start Record list

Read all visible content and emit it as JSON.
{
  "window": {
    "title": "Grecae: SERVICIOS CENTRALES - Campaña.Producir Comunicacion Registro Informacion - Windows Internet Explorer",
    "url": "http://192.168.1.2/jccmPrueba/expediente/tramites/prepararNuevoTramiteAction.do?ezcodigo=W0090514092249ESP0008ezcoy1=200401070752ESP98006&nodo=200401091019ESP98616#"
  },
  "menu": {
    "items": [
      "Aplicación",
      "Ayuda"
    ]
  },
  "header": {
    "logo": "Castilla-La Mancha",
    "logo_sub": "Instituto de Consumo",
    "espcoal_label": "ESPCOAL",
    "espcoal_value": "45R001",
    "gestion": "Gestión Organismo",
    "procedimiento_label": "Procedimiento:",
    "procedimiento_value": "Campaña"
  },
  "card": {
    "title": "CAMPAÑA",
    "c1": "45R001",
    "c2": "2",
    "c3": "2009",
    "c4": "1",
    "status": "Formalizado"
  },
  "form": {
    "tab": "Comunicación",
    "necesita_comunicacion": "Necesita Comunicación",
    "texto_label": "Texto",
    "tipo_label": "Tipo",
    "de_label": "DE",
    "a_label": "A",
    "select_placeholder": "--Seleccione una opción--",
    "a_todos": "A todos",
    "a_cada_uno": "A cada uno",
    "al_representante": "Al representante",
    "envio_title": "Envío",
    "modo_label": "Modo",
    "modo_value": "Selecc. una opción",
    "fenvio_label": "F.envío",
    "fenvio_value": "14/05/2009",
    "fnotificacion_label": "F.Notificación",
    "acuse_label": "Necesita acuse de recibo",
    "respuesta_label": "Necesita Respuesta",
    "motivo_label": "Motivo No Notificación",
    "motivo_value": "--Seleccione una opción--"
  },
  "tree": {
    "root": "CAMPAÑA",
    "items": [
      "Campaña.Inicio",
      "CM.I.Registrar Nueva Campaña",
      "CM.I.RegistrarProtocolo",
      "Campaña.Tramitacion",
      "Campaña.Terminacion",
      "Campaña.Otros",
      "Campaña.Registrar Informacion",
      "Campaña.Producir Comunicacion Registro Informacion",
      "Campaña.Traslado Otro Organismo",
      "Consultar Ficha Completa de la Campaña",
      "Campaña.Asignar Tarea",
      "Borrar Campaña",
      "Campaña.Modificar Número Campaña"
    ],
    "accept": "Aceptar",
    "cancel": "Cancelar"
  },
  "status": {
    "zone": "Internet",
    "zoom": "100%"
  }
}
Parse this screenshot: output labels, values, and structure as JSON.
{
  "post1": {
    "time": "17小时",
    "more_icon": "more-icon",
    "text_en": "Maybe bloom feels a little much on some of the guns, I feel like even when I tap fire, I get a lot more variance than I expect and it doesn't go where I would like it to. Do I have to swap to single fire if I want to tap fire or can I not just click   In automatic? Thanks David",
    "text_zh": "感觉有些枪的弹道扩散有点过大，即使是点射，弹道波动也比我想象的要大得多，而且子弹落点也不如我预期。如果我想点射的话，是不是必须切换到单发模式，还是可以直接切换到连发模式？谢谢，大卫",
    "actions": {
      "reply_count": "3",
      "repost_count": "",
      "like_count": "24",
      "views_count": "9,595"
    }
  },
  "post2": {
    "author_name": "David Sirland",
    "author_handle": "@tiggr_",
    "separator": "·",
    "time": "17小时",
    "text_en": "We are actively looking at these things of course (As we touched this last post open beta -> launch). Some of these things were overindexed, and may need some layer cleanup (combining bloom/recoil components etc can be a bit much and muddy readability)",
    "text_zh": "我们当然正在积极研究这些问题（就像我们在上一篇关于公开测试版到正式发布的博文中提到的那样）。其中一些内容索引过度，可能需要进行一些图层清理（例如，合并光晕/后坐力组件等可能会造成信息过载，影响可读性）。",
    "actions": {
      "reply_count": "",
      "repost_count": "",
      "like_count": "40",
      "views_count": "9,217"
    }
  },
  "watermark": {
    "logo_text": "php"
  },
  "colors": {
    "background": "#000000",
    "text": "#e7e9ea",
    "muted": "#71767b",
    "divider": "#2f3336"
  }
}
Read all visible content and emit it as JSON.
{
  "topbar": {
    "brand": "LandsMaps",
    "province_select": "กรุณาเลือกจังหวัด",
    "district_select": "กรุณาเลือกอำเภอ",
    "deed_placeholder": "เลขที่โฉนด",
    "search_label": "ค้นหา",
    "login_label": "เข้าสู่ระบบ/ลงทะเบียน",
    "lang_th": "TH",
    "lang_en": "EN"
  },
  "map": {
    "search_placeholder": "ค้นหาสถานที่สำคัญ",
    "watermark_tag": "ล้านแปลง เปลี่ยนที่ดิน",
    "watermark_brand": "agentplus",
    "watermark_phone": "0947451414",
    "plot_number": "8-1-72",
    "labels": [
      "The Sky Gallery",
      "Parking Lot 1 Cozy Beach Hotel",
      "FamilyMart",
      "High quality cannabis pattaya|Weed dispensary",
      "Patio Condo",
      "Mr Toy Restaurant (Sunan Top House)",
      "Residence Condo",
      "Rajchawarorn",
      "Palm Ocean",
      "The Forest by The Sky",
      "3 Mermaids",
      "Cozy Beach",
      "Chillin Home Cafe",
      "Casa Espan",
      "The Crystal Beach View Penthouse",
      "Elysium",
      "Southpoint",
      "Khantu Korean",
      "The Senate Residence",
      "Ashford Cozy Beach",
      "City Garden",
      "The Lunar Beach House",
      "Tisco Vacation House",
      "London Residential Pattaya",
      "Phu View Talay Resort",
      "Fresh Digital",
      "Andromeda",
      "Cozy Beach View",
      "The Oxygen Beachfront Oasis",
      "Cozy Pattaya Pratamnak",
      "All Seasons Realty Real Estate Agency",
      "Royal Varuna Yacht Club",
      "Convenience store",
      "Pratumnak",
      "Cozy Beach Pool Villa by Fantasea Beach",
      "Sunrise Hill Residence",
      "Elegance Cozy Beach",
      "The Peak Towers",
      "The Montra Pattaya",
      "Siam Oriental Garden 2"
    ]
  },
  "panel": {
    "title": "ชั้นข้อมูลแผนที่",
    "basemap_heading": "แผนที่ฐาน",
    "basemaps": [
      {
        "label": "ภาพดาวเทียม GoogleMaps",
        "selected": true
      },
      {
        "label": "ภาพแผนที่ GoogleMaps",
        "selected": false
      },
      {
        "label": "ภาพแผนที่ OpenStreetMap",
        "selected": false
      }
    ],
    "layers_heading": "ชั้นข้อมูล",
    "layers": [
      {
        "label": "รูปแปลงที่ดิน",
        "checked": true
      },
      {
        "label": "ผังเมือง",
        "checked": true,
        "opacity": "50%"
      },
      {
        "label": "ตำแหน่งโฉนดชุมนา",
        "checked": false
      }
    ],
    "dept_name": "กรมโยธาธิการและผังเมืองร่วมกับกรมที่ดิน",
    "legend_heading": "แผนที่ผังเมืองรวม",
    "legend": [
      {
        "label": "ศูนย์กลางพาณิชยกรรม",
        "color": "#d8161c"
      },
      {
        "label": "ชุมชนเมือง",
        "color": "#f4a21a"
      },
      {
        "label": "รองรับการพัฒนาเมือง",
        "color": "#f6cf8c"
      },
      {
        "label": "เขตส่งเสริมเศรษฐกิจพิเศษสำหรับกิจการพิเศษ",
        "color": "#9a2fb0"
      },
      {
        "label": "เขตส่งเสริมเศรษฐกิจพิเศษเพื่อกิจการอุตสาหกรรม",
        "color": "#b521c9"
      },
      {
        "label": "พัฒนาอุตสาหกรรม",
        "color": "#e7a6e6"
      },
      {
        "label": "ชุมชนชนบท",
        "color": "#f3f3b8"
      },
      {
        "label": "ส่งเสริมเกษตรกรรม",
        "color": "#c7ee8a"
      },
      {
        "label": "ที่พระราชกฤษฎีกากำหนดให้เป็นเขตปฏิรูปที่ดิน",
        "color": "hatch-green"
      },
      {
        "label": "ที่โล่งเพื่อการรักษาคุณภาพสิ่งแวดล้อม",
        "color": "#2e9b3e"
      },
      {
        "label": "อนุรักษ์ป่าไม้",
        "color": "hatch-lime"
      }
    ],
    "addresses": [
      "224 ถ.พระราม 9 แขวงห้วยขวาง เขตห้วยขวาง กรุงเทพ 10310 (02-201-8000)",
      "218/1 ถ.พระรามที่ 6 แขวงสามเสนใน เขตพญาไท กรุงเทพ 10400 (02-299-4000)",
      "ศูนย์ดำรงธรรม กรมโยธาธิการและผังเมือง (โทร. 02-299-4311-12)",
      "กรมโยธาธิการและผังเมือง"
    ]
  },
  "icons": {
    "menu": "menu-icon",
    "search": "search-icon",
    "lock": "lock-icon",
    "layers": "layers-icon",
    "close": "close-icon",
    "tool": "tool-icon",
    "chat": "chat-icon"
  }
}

end Record list

◆ **Challenge**:
Read through the data and copy every line where "Cozy" shows up.

◆ **Solution below**:
      "Parking Lot 1 Cozy Beach Hotel",
      "Cozy Beach",
      "Ashford Cozy Beach",
      "Cozy Beach View",
      "Cozy Pattaya Pratamnak",
      "Cozy Beach Pool Villa by Fantasea Beach",
      "Elegance Cozy Beach",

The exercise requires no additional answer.